§ MATERIAL SUPPLIED
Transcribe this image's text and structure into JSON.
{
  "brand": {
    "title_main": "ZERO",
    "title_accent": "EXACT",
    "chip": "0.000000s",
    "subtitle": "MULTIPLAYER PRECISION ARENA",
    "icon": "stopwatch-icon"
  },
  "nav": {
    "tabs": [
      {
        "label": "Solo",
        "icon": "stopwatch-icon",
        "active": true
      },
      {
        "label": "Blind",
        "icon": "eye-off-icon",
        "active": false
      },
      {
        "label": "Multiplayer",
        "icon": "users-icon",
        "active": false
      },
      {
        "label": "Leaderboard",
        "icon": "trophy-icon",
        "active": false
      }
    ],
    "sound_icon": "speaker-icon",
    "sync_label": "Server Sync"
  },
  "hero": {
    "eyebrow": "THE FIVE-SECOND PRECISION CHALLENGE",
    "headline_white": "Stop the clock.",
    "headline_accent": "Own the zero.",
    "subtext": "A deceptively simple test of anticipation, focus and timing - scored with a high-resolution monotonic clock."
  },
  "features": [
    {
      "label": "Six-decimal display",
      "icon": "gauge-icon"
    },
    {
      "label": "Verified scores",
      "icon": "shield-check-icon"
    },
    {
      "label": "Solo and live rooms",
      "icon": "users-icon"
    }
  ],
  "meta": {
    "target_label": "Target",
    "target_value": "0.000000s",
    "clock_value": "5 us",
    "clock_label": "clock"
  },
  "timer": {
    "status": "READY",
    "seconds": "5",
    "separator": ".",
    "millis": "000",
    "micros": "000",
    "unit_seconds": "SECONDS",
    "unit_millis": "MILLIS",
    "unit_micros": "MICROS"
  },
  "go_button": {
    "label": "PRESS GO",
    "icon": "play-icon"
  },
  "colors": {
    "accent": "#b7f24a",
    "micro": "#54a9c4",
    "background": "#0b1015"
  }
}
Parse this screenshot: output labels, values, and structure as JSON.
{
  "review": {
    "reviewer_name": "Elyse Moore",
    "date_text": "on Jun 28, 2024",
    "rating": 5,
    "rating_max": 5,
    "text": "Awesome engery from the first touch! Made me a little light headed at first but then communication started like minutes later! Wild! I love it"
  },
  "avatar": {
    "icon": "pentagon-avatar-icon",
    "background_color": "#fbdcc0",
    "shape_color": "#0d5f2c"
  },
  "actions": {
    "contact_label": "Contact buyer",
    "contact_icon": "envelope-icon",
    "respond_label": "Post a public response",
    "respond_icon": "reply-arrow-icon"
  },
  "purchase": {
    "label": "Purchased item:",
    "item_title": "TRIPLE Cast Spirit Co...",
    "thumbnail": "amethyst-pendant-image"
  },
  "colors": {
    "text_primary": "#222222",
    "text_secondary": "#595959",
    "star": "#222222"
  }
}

§ BRIEF
Word for word, restate all of the data shown above.

§ SOLUTION TO THIS TASK
Transcribe this image's text and structure into JSON.
{
  "brand": {
    "title_main": "ZERO",
    "title_accent": "EXACT",
    "chip": "0.000000s",
    "subtitle": "MULTIPLAYER PRECISION ARENA",
    "icon": "stopwatch-icon"
  },
  "nav": {
    "tabs": [
      {
        "label": "Solo",
        "icon": "stopwatch-icon",
        "active": true
      },
      {
        "label": "Blind",
        "icon": "eye-off-icon",
        "active": false
      },
      {
        "label": "Multiplayer",
        "icon": "users-icon",
        "active": false
      },
      {
        "label": "Leaderboard",
        "icon": "trophy-icon",
        "active": false
      }
    ],
    "sound_icon": "speaker-icon",
    "sync_label": "Server Sync"
  },
  "hero": {
    "eyebrow": "THE FIVE-SECOND PRECISION CHALLENGE",
    "headline_white": "Stop the clock.",
    "headline_accent": "Own the zero.",
    "subtext": "A deceptively simple test of anticipation, focus and timing - scored with a high-resolution monotonic clock."
  },
  "features": [
    {
      "label": "Six-decimal display",
      "icon": "gauge-icon"
    },
    {
      "label": "Verified scores",
      "icon": "shield-check-icon"
    },
    {
      "label": "Solo and live rooms",
      "icon": "users-icon"
    }
  ],
  "meta": {
    "target_label": "Target",
    "target_value": "0.000000s",
    "clock_value": "5 us",
    "clock_label": "clock"
  },
  "timer": {
    "status": "READY",
    "seconds": "5",
    "separator": ".",
    "millis": "000",
    "micros": "000",
    "unit_seconds": "SECONDS",
    "unit_millis": "MILLIS",
    "unit_micros": "MICROS"
  },
  "go_button": {
    "label": "PRESS GO",
    "icon": "play-icon"
  },
  "colors": {
    "accent": "#b7f24a",
    "micro": "#54a9c4",
    "background": "#0b1015"
  }
}
Parse this screenshot: output labels, values, and structure as JSON.
{
  "review": {
    "reviewer_name": "Elyse Moore",
    "date_text": "on Jun 28, 2024",
    "rating": 5,
    "rating_max": 5,
    "text": "Awesome engery from the first touch! Made me a little light headed at first but then communication started like minutes later! Wild! I love it"
  },
  "avatar": {
    "icon": "pentagon-avatar-icon",
    "background_color": "#fbdcc0",
    "shape_color": "#0d5f2c"
  },
  "actions": {
    "contact_label": "Contact buyer",
    "contact_icon": "envelope-icon",
    "respond_label": "Post a public response",
    "respond_icon": "reply-arrow-icon"
  },
  "purchase": {
    "label": "Purchased item:",
    "item_title": "TRIPLE Cast Spirit Co...",
    "thumbnail": "amethyst-pendant-image"
  },
  "colors": {
    "text_primary": "#222222",
    "text_secondary": "#595959",
    "star": "#222222"
  }
}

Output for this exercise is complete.